Required task
Print the rows from the first one up to and including the line that contains "news-item: 2 惊天大冷！卫冕冠军德国0-2韩国", copying each line unchanged.

Records shown
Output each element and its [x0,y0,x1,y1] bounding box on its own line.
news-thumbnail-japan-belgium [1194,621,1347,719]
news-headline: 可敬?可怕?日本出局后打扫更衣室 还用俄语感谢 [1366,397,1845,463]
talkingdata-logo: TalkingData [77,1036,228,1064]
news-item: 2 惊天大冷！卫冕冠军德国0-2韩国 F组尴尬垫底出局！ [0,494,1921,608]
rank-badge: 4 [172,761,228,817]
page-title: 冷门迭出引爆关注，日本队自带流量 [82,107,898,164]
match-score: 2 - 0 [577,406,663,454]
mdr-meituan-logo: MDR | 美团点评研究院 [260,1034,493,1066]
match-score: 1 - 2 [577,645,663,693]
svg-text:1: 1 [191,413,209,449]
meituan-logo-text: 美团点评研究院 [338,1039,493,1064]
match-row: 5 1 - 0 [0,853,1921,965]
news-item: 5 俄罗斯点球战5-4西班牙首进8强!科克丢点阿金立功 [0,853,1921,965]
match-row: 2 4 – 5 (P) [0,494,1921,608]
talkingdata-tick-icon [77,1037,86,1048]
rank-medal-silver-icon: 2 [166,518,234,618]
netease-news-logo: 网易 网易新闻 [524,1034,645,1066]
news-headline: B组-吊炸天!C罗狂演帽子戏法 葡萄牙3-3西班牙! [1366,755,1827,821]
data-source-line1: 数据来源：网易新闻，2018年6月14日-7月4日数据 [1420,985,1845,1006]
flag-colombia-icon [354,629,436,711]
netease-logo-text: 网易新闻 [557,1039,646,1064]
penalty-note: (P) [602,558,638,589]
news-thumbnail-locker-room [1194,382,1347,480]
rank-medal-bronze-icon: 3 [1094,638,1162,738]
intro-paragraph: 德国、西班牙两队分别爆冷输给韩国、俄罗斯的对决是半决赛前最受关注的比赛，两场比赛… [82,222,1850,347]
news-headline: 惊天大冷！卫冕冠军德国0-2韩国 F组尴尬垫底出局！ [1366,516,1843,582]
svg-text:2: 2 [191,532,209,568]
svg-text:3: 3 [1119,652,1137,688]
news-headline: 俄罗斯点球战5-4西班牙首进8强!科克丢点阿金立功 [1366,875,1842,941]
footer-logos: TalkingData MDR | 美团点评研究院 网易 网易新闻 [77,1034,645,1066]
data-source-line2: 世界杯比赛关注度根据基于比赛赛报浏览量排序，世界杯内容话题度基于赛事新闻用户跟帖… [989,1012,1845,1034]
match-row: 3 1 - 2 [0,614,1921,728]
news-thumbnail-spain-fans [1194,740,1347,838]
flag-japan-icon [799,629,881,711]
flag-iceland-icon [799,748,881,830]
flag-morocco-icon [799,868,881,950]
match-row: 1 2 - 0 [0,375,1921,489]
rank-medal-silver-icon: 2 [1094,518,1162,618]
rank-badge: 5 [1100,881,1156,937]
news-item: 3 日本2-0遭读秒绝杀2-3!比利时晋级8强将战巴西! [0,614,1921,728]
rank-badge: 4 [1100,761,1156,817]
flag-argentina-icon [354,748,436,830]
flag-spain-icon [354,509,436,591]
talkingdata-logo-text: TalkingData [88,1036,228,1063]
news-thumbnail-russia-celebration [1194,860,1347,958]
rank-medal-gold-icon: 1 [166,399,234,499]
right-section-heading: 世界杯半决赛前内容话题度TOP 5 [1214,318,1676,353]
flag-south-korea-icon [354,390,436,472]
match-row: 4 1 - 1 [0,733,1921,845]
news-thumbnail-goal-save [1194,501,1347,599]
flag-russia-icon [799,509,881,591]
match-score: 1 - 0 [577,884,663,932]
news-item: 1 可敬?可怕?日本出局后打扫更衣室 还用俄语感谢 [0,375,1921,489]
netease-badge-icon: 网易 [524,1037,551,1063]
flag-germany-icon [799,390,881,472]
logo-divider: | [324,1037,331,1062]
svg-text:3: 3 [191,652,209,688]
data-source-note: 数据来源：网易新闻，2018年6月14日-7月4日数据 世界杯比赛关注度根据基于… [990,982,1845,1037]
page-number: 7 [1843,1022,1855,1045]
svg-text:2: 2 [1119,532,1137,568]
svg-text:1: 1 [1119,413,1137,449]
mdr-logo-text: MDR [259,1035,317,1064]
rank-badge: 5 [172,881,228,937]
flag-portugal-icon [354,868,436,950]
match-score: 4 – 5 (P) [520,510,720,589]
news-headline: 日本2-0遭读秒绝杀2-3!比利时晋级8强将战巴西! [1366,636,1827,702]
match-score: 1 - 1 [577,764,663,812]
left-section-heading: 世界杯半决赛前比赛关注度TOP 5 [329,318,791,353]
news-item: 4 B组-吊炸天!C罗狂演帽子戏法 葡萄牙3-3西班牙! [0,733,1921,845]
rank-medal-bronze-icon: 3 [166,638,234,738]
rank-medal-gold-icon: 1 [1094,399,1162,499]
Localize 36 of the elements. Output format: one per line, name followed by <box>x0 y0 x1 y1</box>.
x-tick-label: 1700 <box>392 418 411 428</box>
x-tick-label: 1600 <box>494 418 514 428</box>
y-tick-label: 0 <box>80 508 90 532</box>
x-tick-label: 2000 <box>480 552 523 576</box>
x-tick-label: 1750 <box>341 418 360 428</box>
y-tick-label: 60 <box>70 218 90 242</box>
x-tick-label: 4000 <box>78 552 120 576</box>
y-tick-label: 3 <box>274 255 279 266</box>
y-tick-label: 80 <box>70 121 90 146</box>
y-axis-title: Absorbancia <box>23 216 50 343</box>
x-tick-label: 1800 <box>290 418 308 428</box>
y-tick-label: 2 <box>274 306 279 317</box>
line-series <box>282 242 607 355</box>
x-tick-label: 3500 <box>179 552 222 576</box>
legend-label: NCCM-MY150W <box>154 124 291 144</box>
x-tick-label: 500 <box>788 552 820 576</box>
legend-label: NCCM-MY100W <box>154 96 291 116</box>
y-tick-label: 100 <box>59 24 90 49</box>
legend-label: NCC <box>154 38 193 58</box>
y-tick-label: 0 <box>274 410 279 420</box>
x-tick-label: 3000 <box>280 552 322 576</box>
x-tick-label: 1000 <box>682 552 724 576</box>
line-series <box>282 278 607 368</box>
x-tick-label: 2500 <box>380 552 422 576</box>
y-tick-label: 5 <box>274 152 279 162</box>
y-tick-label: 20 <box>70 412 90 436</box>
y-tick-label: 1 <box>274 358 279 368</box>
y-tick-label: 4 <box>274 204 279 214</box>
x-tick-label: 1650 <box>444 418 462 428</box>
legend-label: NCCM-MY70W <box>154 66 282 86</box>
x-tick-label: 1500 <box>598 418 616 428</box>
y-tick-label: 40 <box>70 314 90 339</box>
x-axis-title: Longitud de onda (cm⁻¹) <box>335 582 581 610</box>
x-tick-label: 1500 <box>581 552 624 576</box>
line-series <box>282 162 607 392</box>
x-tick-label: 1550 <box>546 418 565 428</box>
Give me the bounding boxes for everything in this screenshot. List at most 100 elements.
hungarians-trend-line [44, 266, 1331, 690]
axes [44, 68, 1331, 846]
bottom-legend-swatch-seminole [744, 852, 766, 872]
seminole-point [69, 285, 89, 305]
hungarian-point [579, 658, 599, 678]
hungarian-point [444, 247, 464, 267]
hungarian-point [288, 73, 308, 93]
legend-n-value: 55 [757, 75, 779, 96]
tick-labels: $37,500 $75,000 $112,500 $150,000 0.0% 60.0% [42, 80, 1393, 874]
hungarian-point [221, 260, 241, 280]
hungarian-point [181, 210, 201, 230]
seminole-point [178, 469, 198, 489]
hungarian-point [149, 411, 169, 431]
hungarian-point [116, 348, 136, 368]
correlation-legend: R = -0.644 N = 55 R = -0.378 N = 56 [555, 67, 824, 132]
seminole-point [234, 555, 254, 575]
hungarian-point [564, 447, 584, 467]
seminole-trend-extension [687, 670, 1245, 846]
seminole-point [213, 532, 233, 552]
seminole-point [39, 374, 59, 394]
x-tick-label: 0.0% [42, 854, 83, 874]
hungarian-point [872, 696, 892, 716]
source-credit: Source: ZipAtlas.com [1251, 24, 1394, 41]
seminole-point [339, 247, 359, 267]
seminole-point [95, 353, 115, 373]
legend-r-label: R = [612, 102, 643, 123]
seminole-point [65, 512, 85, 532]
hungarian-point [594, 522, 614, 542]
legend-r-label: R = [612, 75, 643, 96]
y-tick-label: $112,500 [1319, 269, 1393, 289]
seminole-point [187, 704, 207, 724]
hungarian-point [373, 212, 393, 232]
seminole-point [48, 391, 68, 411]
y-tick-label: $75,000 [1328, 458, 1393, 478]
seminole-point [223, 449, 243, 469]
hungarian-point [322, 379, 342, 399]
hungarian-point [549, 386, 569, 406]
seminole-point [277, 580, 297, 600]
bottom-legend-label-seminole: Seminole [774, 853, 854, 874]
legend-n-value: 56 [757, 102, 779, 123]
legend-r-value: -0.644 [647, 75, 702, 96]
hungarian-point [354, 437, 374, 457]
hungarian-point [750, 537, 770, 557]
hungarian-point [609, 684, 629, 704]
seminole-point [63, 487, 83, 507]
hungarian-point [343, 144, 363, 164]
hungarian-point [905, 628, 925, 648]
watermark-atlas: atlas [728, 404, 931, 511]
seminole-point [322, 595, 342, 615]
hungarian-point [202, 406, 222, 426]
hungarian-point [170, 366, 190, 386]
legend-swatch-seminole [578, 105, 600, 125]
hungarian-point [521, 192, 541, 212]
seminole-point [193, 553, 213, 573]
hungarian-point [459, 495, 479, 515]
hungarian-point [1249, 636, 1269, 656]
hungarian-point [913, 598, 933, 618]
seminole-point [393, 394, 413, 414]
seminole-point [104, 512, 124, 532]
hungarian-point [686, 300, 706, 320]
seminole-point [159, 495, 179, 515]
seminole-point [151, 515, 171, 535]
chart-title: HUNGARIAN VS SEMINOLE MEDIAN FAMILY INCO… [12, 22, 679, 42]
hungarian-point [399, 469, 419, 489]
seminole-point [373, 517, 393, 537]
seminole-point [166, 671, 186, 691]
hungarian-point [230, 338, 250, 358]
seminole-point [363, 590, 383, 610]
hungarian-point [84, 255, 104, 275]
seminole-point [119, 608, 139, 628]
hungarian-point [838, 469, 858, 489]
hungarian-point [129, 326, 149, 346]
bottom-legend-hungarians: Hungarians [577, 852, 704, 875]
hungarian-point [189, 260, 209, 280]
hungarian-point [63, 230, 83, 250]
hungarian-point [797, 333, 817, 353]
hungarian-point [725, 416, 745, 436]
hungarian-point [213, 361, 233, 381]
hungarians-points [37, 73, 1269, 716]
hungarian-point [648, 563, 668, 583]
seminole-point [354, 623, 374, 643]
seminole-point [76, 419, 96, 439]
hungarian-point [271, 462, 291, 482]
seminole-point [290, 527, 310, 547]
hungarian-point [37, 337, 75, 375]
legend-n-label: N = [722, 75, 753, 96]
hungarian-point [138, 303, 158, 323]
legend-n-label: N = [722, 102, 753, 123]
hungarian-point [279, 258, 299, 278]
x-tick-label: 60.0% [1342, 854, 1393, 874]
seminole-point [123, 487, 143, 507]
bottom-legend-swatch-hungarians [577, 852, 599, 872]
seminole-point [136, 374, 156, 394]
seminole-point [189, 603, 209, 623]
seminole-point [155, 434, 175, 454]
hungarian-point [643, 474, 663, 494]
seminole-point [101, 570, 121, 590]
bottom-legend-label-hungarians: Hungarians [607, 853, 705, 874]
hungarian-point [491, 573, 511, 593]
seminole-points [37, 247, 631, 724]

Finished exercise
Output each element and its [x0,y0,x1,y1] bounding box on its own line.
news-thumbnail-japan-belgium [1194,621,1347,719]
news-headline: 可敬?可怕?日本出局后打扫更衣室 还用俄语感谢 [1366,397,1845,463]
talkingdata-logo: TalkingData [77,1036,228,1064]
news-item: 2 惊天大冷！卫冕冠军德国0-2韩国 F组尴尬垫底出局！ [0,494,1921,608]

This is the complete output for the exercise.